Gather all lines from the material that contain the word "this".

**SUPPLIED ENTRIES:**
....

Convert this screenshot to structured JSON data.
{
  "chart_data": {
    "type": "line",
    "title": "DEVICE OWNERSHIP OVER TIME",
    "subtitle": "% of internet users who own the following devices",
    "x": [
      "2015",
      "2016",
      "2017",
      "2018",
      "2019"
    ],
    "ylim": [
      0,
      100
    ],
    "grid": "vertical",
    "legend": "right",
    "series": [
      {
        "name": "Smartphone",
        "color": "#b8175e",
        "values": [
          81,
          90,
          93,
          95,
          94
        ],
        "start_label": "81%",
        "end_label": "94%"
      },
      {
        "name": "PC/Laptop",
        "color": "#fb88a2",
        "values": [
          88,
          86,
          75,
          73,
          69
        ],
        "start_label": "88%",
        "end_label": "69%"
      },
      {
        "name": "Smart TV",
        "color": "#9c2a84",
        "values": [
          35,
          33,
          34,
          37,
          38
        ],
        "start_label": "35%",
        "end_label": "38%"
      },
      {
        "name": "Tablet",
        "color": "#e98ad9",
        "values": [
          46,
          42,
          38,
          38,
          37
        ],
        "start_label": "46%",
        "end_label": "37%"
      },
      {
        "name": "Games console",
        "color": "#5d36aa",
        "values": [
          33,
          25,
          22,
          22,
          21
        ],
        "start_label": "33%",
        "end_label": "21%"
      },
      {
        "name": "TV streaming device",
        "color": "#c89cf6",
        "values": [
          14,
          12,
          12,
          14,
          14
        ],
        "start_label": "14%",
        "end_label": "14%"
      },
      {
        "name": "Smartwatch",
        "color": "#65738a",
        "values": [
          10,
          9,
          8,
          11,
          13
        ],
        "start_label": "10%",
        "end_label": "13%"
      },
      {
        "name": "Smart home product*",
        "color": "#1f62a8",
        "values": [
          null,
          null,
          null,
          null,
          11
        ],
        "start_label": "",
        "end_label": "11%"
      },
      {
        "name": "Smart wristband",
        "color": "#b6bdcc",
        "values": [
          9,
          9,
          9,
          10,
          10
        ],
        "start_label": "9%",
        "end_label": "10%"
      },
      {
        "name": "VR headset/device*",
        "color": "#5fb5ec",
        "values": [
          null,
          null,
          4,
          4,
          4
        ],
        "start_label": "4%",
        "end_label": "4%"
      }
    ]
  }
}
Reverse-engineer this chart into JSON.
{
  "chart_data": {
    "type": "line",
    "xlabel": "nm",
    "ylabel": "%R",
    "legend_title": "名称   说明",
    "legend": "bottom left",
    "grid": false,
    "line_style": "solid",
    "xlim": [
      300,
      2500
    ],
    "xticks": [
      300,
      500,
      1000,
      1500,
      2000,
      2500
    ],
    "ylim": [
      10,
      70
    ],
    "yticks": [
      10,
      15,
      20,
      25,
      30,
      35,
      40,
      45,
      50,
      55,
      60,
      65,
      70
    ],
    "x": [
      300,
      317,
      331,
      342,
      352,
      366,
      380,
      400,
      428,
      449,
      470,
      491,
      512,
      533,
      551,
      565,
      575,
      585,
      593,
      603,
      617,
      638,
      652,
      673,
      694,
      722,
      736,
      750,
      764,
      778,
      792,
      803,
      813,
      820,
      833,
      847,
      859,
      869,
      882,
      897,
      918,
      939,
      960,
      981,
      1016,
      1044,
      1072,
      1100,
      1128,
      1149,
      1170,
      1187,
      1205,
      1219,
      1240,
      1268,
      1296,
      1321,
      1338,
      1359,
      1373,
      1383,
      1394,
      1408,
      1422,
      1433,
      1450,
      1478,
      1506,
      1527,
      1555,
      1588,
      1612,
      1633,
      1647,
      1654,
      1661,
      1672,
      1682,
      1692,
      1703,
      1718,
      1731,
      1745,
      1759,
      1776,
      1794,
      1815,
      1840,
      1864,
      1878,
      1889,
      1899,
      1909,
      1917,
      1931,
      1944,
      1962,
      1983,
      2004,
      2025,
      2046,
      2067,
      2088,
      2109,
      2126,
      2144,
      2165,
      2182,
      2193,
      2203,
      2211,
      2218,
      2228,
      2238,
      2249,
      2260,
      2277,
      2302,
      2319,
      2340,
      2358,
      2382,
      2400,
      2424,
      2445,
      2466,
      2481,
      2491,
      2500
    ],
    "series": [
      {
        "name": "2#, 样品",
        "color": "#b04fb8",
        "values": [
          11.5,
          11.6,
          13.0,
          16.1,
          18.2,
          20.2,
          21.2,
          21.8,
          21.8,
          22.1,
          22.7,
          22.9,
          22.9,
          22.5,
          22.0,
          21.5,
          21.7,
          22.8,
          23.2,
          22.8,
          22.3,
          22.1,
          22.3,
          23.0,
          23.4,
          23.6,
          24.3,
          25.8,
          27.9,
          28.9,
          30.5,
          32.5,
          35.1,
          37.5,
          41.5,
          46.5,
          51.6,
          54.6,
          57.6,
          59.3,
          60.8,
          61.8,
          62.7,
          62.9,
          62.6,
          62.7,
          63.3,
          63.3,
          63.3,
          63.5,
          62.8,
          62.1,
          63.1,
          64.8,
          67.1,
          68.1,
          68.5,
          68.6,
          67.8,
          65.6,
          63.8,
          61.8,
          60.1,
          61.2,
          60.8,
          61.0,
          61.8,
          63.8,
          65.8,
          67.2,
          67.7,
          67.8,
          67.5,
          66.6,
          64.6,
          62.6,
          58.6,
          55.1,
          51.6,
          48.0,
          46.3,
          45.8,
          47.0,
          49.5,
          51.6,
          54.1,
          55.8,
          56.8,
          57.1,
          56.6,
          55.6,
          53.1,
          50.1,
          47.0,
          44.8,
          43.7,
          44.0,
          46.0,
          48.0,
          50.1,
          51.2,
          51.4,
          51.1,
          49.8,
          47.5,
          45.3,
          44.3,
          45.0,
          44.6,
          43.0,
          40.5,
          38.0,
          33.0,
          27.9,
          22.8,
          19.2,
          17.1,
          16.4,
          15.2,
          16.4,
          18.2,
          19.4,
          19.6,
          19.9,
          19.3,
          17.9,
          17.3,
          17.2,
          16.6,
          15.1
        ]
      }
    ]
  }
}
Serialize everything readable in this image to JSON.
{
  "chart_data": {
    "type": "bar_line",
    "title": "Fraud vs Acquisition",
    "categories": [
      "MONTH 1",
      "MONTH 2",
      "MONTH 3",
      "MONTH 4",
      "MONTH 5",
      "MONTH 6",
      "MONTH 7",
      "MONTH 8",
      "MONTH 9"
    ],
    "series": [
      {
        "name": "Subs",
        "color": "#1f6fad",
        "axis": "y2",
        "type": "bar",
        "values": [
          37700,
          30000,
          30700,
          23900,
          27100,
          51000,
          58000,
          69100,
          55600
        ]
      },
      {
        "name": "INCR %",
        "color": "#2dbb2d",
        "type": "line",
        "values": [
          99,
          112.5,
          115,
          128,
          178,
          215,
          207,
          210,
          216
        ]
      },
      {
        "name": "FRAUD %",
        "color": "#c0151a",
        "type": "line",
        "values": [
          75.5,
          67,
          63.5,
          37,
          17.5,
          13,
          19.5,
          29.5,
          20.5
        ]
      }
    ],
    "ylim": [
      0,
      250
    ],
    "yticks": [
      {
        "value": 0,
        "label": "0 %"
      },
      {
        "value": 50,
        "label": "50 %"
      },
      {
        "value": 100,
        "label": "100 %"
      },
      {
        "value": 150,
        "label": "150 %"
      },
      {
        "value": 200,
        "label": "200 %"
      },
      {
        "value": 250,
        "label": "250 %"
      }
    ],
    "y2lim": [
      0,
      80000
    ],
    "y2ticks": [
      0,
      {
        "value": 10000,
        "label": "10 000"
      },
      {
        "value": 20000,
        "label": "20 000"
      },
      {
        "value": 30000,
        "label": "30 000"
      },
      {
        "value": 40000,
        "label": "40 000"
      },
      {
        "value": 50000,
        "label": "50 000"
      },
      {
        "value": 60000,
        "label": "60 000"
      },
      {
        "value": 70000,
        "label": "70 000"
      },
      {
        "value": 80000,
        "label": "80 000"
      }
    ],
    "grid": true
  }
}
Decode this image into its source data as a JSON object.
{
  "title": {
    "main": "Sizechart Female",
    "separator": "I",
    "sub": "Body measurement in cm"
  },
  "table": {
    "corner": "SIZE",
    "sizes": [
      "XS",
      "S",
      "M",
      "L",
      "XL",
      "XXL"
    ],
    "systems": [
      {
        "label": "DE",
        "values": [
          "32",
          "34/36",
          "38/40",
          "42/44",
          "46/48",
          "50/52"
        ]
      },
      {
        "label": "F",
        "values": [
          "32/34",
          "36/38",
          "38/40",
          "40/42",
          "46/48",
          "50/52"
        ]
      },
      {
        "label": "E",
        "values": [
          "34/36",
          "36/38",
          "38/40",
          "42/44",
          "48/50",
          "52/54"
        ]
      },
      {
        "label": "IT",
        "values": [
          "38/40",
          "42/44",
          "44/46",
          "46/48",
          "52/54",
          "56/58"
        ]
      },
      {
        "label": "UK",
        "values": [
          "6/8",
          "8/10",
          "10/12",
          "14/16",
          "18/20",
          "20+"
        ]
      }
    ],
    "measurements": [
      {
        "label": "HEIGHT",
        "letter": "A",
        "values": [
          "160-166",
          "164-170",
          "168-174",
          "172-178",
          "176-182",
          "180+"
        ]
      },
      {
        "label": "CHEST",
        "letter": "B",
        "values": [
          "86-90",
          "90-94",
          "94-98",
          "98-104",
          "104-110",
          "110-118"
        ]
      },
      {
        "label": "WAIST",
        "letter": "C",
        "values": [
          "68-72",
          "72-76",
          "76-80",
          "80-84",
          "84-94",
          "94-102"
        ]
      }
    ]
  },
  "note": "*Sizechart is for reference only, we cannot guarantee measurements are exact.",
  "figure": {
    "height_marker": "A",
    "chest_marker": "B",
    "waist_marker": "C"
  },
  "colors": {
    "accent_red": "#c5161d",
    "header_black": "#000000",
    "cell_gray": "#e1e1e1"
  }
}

....

**EXERCISE RESPONSE:**
Convert this screenshot to structured JSON data.
Reverse-engineer this chart into JSON.
Serialize everything readable in this image to JSON.
Decode this image into its source data as a JSON object.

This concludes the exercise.